■ STATED PROBLEM
Your task is to extract every entry that follows word for word while excluding the pictures.

■ DATA SHOWN

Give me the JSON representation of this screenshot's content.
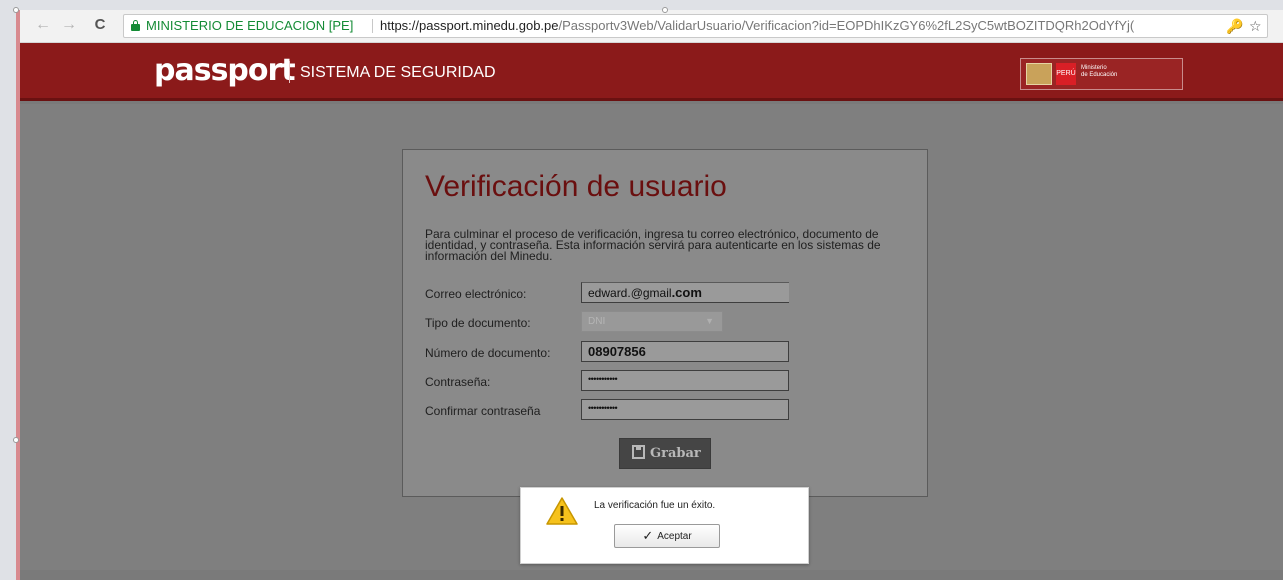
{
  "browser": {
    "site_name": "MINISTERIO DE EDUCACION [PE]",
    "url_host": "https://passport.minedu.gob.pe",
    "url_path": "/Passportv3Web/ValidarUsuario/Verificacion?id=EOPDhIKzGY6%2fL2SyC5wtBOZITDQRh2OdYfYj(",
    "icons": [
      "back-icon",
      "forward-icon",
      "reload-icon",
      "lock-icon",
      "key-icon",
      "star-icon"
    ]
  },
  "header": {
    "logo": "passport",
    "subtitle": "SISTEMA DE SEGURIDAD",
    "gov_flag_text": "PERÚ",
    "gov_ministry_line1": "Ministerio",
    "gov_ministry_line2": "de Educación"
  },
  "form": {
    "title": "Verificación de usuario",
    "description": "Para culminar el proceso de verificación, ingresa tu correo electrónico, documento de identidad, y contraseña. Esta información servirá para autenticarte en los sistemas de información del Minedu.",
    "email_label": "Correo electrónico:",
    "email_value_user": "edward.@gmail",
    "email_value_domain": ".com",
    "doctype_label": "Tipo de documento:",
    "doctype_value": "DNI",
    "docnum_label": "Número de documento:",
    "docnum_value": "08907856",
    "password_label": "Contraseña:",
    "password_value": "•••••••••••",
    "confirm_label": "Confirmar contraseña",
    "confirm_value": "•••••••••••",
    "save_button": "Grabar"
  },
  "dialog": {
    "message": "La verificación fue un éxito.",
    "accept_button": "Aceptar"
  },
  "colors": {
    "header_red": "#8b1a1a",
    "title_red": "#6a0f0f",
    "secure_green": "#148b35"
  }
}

■ REPLY TO THE EXERCISE
Give me the JSON representation of this screenshot's content.
{
  "browser": {
    "site_name": "MINISTERIO DE EDUCACION [PE]",
    "url_host": "https://passport.minedu.gob.pe",
    "url_path": "/Passportv3Web/ValidarUsuario/Verificacion?id=EOPDhIKzGY6%2fL2SyC5wtBOZITDQRh2OdYfYj(",
    "icons": [
      "back-icon",
      "forward-icon",
      "reload-icon",
      "lock-icon",
      "key-icon",
      "star-icon"
    ]
  },
  "header": {
    "logo": "passport",
    "subtitle": "SISTEMA DE SEGURIDAD",
    "gov_flag_text": "PERÚ",
    "gov_ministry_line1": "Ministerio",
    "gov_ministry_line2": "de Educación"
  },
  "form": {
    "title": "Verificación de usuario",
    "description": "Para culminar el proceso de verificación, ingresa tu correo electrónico, documento de identidad, y contraseña. Esta información servirá para autenticarte en los sistemas de información del Minedu.",
    "email_label": "Correo electrónico:",
    "email_value_user": "edward.@gmail",
    "email_value_domain": ".com",
    "doctype_label": "Tipo de documento:",
    "doctype_value": "DNI",
    "docnum_label": "Número de documento:",
    "docnum_value": "08907856",
    "password_label": "Contraseña:",
    "password_value": "•••••••••••",
    "confirm_label": "Confirmar contraseña",
    "confirm_value": "•••••••••••",
    "save_button": "Grabar"
  },
  "dialog": {
    "message": "La verificación fue un éxito.",
    "accept_button": "Aceptar"
  },
  "colors": {
    "header_red": "#8b1a1a",
    "title_red": "#6a0f0f",
    "secure_green": "#148b35"
  }
}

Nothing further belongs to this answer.